Start Material provided
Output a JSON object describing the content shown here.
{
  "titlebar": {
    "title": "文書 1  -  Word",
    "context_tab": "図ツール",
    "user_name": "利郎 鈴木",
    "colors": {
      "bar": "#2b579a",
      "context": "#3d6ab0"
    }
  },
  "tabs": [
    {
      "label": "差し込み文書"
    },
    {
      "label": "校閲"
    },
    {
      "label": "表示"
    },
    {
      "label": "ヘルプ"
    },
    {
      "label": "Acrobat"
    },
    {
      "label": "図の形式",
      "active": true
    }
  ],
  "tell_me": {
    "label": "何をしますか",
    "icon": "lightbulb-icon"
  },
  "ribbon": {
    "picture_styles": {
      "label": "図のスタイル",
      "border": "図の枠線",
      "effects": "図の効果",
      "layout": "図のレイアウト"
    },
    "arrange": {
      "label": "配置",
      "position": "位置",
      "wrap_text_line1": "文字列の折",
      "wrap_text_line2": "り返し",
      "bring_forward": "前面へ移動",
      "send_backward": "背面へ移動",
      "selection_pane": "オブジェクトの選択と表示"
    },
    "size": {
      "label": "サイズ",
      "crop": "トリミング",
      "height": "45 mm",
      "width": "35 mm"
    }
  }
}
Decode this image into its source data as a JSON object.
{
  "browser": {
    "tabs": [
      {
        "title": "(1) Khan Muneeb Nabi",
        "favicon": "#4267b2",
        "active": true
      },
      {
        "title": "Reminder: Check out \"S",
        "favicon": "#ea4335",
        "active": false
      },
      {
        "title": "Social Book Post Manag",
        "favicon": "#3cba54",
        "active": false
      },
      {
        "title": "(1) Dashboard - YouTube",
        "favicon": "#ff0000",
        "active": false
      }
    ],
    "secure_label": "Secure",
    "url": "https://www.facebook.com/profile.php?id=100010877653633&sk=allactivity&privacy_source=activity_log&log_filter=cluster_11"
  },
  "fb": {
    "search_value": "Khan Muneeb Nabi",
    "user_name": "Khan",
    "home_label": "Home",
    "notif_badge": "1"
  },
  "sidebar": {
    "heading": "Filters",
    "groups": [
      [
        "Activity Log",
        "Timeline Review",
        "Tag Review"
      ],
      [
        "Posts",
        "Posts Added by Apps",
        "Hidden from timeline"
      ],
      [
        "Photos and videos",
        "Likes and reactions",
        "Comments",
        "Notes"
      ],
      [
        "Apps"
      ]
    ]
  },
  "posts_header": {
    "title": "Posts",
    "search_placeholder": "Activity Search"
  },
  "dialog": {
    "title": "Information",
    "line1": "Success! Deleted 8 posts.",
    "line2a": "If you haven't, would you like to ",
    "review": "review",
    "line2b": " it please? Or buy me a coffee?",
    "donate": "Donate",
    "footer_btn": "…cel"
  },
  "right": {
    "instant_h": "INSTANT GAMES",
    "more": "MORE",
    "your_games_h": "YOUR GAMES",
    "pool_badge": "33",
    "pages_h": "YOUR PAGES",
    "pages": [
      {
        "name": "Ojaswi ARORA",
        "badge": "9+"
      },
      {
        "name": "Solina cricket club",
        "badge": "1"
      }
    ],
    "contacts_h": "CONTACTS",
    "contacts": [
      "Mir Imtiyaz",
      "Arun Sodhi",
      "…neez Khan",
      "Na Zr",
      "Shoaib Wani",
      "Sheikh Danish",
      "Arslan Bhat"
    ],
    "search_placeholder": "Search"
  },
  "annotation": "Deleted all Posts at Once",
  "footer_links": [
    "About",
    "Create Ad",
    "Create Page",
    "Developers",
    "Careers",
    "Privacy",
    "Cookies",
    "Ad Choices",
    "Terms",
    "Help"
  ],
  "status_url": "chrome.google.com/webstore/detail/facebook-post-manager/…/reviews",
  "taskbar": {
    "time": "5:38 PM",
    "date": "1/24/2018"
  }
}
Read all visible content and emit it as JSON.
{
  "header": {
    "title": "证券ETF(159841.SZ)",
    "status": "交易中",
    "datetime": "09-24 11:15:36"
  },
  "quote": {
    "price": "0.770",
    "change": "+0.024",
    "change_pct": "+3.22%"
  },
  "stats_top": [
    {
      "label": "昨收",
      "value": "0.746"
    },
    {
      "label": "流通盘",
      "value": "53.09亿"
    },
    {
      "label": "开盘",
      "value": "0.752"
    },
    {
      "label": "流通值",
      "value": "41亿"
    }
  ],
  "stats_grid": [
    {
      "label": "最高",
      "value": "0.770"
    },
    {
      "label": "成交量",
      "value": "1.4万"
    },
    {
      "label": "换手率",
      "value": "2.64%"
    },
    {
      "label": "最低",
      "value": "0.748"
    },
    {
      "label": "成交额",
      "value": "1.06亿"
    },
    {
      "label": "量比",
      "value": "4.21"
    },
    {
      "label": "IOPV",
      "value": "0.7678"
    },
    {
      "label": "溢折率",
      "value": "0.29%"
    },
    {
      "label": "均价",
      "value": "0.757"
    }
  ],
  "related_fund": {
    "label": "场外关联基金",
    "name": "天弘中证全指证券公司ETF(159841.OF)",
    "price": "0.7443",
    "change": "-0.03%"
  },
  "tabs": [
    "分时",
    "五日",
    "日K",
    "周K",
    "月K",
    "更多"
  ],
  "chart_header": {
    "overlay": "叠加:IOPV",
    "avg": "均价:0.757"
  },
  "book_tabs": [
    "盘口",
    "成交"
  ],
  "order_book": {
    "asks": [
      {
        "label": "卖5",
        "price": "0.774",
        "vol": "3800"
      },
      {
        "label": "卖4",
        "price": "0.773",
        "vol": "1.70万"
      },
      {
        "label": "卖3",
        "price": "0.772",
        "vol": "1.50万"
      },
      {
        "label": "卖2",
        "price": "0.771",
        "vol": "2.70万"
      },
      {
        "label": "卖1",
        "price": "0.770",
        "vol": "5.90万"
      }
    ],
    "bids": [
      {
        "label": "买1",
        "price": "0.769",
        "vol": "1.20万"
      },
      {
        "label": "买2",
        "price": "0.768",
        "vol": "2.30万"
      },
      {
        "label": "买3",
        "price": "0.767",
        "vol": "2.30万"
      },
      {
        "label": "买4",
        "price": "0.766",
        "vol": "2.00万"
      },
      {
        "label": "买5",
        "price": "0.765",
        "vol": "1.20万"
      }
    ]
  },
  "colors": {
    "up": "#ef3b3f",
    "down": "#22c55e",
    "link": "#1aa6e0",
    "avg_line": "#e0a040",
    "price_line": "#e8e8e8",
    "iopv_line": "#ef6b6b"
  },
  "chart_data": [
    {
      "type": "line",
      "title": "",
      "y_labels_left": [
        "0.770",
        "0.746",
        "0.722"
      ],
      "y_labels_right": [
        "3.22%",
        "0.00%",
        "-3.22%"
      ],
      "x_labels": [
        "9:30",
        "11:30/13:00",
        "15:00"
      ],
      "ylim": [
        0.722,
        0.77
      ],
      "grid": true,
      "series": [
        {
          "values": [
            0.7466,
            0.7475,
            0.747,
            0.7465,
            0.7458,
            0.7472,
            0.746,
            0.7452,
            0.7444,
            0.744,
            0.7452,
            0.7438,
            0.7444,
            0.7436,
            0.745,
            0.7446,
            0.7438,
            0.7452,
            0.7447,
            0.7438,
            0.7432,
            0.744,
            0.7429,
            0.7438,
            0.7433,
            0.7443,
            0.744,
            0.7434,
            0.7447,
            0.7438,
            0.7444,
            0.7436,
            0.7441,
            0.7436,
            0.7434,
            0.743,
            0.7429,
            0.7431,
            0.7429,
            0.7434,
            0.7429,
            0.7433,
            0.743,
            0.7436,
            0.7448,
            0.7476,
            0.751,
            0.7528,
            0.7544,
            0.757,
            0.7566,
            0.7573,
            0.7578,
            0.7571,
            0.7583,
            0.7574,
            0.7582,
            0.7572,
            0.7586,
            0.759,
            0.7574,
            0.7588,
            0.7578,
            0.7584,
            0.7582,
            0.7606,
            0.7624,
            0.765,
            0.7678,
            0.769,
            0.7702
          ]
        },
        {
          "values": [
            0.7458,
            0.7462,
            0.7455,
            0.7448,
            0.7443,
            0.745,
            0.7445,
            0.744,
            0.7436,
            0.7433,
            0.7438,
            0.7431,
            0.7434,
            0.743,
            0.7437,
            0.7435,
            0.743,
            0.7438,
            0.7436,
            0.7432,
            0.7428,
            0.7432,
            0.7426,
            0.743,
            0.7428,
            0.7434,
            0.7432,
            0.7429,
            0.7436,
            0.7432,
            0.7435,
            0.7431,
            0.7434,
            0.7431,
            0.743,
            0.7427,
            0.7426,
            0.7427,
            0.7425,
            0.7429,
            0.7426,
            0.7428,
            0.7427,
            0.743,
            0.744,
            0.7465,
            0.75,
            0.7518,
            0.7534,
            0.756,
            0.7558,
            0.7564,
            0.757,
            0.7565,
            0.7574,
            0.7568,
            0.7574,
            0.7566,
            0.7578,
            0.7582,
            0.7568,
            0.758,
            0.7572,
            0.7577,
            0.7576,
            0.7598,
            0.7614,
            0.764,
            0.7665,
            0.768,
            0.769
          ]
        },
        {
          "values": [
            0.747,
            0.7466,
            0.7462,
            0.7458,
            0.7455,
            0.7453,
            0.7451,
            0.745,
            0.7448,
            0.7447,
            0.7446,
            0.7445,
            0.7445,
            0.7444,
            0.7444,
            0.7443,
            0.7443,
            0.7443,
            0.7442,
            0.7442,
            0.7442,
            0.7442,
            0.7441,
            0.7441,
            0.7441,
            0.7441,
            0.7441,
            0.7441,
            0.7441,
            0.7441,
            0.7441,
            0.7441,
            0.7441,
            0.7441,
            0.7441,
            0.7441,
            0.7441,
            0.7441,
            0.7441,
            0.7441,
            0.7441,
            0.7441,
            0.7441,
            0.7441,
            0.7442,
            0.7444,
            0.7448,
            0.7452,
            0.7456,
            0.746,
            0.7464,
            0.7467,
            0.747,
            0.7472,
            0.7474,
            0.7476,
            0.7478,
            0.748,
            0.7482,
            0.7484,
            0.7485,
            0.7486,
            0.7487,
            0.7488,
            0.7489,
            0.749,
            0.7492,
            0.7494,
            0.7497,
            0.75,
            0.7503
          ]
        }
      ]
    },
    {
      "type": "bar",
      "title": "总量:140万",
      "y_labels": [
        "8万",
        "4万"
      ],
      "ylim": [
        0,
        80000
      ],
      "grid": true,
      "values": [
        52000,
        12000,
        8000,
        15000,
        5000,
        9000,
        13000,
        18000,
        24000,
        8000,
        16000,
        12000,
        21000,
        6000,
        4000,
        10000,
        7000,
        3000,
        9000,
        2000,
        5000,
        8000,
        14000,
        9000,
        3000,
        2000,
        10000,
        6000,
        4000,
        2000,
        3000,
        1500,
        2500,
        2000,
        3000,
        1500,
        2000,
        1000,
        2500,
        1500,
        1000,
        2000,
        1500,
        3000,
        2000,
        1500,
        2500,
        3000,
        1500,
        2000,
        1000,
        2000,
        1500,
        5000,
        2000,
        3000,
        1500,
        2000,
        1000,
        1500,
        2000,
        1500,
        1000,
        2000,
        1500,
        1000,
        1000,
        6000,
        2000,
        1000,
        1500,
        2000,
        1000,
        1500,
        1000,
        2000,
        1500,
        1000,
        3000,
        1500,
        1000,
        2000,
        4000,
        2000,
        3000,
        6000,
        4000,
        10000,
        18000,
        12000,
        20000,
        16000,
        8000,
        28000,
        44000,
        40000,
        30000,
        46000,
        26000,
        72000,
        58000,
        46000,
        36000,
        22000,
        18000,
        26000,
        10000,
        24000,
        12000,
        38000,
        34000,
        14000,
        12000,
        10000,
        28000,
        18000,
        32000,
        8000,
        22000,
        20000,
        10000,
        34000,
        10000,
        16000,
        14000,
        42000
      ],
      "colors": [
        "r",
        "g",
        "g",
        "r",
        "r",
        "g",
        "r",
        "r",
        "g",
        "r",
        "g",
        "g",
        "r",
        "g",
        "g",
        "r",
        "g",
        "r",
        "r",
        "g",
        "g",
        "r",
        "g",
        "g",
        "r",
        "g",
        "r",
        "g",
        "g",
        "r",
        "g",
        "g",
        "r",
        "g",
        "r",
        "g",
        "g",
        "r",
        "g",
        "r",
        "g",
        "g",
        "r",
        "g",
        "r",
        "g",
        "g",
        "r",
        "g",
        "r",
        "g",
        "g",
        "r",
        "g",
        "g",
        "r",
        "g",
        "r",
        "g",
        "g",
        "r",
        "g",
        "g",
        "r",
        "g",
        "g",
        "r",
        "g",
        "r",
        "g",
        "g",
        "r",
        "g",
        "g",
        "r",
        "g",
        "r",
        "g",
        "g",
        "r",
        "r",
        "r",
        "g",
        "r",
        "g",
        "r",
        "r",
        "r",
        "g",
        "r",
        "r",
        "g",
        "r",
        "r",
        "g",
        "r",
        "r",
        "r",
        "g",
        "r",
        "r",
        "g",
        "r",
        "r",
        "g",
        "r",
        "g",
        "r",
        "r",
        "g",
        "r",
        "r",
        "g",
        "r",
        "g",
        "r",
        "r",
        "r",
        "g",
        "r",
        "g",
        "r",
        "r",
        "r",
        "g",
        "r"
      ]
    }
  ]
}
End Material provided
Problem
Using the listing above, show each line holding the string "GAMES".

The reply
    "instant_h": "INSTANT GAMES",
    "your_games_h": "YOUR GAMES",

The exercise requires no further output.